## Dataset content
»»

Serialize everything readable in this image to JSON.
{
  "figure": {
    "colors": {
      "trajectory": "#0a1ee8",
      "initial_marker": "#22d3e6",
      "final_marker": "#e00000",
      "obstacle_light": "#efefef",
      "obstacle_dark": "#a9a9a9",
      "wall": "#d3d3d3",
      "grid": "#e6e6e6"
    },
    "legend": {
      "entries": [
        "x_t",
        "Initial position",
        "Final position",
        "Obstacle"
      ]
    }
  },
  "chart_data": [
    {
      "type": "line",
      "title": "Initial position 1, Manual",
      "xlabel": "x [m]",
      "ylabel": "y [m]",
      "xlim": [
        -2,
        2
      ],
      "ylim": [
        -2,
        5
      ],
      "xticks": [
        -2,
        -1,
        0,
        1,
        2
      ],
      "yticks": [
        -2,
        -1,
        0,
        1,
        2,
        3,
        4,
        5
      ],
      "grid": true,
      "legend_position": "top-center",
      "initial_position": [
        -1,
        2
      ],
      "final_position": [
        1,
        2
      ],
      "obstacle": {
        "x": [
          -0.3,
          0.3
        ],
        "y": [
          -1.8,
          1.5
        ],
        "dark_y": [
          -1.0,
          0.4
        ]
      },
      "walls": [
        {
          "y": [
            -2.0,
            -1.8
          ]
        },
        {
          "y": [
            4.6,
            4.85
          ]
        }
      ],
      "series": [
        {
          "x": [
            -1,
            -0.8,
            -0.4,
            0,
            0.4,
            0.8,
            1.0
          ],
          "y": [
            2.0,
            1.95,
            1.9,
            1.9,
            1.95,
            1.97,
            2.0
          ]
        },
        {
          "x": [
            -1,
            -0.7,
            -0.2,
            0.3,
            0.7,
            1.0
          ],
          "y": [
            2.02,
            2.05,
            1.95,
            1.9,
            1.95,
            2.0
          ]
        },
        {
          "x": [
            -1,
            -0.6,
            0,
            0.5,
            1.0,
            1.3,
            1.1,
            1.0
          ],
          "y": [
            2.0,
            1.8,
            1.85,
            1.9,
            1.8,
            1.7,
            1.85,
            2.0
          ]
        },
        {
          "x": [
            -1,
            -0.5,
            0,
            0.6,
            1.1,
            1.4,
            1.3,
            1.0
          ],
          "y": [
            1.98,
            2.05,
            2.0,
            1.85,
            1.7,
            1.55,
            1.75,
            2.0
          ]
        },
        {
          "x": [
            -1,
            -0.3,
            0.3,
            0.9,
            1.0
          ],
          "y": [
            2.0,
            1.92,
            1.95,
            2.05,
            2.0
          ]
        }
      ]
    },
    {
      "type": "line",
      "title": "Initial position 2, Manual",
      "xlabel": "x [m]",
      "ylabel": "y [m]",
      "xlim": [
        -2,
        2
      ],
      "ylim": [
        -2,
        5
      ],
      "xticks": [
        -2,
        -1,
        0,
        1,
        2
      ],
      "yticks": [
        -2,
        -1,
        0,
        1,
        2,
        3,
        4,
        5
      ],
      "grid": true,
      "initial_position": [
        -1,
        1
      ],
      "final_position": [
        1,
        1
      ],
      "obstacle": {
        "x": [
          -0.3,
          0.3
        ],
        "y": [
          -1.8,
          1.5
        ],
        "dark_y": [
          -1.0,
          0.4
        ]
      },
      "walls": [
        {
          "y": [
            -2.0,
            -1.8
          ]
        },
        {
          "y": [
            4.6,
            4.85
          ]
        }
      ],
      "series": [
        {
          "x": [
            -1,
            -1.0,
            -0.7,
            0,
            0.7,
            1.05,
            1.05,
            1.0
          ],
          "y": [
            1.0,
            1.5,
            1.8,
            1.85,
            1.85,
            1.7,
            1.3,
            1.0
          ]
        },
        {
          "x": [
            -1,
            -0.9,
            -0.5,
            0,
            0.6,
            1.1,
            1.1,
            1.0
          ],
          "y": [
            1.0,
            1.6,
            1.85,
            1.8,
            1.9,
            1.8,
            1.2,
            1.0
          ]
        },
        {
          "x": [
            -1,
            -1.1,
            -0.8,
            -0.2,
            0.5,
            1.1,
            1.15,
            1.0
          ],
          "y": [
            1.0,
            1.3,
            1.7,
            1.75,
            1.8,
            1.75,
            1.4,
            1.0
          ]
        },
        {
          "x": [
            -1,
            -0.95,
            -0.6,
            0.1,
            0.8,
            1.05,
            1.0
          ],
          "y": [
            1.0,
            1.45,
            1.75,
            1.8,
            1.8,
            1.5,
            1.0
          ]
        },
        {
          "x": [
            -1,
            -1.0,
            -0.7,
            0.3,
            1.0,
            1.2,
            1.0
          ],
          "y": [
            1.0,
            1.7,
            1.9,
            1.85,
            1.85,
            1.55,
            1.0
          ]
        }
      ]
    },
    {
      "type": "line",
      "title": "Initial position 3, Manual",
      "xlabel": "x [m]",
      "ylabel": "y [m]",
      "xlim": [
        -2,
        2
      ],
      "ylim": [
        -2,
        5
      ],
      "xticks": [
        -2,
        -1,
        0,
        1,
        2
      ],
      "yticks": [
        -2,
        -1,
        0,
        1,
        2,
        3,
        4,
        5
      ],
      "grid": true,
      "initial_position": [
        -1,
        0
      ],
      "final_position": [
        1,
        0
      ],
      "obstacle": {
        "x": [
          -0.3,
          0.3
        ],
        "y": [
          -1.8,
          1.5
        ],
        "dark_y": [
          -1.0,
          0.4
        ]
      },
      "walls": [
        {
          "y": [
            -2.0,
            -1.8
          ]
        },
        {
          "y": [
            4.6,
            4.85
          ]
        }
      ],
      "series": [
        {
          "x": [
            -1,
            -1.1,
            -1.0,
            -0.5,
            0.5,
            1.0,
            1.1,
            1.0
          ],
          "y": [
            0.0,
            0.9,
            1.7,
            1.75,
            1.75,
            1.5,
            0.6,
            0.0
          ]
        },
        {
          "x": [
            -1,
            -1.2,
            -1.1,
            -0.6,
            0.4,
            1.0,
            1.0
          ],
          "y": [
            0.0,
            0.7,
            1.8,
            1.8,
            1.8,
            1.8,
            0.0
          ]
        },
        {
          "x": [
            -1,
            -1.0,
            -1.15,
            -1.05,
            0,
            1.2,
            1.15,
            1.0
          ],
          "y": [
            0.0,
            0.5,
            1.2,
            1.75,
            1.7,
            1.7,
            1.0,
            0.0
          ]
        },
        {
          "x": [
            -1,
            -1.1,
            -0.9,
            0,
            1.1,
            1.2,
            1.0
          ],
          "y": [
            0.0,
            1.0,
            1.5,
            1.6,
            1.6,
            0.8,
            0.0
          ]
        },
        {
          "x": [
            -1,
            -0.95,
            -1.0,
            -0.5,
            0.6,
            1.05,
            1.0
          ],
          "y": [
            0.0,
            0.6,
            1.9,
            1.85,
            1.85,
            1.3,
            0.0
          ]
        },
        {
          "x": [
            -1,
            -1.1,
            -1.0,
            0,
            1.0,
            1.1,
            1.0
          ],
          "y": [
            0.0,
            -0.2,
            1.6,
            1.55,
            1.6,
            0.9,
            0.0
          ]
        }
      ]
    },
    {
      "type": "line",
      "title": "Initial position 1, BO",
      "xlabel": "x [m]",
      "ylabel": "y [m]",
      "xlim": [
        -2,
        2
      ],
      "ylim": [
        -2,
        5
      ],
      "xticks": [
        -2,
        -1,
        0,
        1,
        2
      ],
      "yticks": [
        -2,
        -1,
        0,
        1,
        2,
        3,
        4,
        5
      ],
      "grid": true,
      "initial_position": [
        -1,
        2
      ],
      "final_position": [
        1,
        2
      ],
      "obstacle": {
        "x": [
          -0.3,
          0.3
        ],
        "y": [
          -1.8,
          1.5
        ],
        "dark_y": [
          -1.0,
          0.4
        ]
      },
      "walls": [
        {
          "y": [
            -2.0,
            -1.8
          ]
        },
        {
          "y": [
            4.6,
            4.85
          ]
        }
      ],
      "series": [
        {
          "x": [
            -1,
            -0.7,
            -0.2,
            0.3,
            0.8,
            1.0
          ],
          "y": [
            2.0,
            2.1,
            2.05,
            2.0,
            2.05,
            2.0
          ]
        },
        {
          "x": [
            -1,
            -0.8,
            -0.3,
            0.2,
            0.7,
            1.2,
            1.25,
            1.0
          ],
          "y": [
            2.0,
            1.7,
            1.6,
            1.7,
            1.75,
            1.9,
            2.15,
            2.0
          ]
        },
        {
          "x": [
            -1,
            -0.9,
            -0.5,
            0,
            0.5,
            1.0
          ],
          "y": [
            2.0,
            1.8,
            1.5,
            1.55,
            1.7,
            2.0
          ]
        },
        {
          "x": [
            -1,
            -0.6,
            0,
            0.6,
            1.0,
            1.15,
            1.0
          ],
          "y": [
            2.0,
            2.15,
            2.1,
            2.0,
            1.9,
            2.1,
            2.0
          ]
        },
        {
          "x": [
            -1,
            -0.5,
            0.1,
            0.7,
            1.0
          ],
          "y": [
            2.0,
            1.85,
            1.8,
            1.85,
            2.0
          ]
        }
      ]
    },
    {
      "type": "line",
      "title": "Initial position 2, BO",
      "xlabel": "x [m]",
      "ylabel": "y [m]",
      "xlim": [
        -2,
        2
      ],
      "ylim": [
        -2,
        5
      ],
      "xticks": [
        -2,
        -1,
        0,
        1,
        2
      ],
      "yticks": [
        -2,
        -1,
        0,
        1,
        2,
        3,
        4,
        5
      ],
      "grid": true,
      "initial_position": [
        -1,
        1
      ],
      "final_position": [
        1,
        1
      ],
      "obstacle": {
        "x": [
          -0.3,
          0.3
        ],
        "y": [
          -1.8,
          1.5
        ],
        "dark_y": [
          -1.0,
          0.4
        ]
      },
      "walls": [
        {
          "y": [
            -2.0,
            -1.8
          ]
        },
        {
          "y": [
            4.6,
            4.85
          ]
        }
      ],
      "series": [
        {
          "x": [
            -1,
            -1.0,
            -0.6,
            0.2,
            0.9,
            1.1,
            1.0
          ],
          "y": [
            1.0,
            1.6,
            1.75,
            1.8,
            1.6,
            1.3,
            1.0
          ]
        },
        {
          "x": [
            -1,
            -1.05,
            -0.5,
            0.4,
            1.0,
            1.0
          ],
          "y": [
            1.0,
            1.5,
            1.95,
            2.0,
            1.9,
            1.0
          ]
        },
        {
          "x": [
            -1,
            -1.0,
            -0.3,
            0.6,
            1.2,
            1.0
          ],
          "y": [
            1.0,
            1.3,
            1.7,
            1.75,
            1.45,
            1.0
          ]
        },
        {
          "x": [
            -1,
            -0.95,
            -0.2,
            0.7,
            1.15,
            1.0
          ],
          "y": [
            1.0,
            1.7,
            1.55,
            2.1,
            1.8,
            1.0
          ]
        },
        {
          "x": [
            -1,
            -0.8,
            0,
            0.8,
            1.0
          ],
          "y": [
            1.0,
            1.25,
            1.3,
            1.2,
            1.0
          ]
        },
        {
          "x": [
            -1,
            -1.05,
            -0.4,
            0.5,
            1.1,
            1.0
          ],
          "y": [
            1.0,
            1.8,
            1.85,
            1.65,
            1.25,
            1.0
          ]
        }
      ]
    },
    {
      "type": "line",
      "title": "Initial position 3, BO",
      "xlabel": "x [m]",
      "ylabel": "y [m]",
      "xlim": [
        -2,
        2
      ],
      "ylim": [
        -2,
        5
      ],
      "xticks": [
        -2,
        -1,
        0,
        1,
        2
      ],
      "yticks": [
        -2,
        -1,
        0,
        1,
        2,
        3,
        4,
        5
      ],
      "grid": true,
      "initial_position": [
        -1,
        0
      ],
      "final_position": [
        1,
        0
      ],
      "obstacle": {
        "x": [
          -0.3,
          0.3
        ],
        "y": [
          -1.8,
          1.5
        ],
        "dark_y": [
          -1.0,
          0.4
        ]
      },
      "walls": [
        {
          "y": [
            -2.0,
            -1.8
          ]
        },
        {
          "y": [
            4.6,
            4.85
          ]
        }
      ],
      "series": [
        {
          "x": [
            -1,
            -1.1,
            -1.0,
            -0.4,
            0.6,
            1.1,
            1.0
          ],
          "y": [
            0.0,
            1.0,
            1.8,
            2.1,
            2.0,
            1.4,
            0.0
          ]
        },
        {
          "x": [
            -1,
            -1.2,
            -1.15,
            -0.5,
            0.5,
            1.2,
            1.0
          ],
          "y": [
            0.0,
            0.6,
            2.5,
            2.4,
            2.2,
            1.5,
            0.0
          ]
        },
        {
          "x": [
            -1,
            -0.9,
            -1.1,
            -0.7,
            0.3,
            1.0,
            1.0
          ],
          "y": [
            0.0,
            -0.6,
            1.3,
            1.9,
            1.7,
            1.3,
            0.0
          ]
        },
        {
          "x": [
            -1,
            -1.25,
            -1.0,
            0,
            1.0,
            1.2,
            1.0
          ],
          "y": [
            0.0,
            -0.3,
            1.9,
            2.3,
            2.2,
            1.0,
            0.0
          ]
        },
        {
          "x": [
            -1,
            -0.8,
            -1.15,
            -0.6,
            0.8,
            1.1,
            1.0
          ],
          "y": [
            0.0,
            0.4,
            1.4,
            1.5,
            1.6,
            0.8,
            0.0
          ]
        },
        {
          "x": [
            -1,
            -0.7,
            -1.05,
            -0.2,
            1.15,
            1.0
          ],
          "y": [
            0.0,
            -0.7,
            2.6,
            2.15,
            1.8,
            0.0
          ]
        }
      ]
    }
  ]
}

««

Find the lines above holding the word "title" and show them.

## Result for this exercise
      "title": "Initial position 1, Manual",
      "title": "Initial position 2, Manual",
      "title": "Initial position 3, Manual",
      "title": "Initial position 1, BO",
      "title": "Initial position 2, BO",
      "title": "Initial position 3, BO",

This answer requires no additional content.